*Data supplied:*
↓↓↓
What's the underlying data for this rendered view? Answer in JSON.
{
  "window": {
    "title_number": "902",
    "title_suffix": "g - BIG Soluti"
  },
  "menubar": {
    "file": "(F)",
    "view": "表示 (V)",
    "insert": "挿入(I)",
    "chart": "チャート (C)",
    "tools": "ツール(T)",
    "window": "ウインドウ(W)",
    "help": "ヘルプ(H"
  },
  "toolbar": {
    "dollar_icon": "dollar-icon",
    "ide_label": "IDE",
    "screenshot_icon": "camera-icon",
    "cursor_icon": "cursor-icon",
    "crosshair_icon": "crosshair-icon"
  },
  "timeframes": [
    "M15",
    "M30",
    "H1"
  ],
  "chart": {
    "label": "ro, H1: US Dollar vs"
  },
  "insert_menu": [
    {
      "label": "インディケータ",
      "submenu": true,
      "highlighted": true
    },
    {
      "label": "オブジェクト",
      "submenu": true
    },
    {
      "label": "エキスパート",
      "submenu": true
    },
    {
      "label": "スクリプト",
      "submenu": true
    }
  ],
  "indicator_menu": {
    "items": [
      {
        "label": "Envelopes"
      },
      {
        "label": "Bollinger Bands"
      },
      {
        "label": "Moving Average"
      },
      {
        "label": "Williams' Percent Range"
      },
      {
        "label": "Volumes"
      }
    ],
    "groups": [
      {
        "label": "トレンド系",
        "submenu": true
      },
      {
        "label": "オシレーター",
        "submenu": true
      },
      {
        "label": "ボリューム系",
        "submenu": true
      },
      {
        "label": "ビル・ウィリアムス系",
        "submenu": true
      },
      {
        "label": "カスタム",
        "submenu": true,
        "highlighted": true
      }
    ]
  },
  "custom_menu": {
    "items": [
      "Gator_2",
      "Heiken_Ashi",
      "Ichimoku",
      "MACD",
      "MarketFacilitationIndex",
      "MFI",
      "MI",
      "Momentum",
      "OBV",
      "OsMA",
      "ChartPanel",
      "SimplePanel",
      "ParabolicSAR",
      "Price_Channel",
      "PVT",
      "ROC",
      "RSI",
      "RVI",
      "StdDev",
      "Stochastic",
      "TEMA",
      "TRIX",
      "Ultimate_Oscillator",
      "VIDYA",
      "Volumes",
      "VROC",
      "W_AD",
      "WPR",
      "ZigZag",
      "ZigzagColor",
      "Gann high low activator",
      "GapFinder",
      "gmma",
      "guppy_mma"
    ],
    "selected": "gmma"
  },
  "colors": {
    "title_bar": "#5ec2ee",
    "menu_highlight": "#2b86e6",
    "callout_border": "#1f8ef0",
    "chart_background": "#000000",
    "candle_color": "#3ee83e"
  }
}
↑↑↑
↓↓↓
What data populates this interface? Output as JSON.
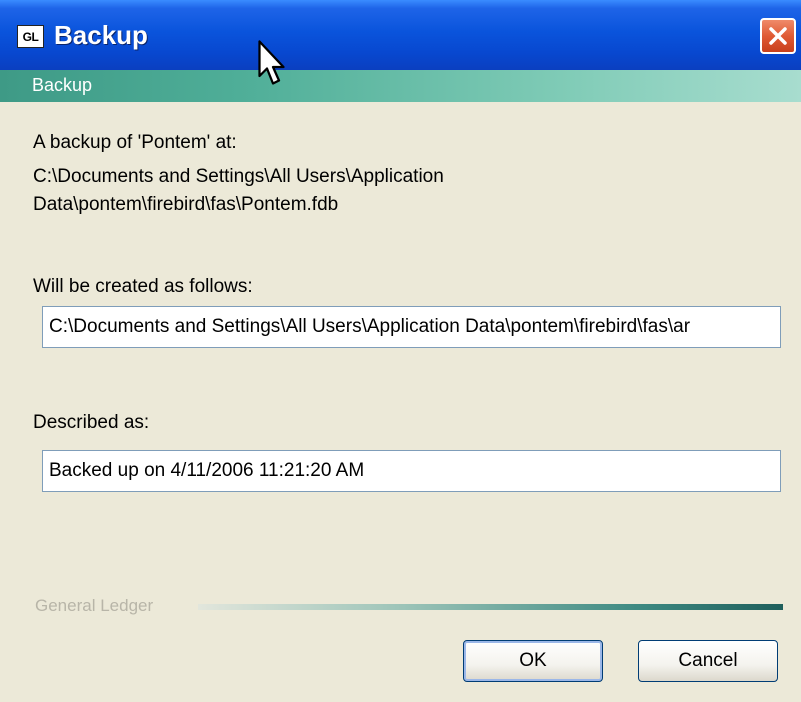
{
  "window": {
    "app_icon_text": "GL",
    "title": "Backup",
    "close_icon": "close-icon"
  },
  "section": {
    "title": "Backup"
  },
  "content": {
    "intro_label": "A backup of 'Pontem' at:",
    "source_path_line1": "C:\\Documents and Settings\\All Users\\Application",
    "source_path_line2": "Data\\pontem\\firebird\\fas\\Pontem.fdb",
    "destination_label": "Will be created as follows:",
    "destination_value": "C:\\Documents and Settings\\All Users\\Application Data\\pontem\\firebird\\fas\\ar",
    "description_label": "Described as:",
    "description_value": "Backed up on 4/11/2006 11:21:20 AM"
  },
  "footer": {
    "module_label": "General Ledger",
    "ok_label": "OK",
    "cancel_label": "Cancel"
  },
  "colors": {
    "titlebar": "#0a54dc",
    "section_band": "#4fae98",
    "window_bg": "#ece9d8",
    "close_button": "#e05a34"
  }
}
↑↑↑
*What to work on:* Copy each line above where the string "Settings" occurs.

*Completed task:*
    "source_path_line1": "C:\\Documents and Settings\\All Users\\Application",
    "destination_value": "C:\\Documents and Settings\\All Users\\Application Data\\pontem\\firebird\\fas\\ar",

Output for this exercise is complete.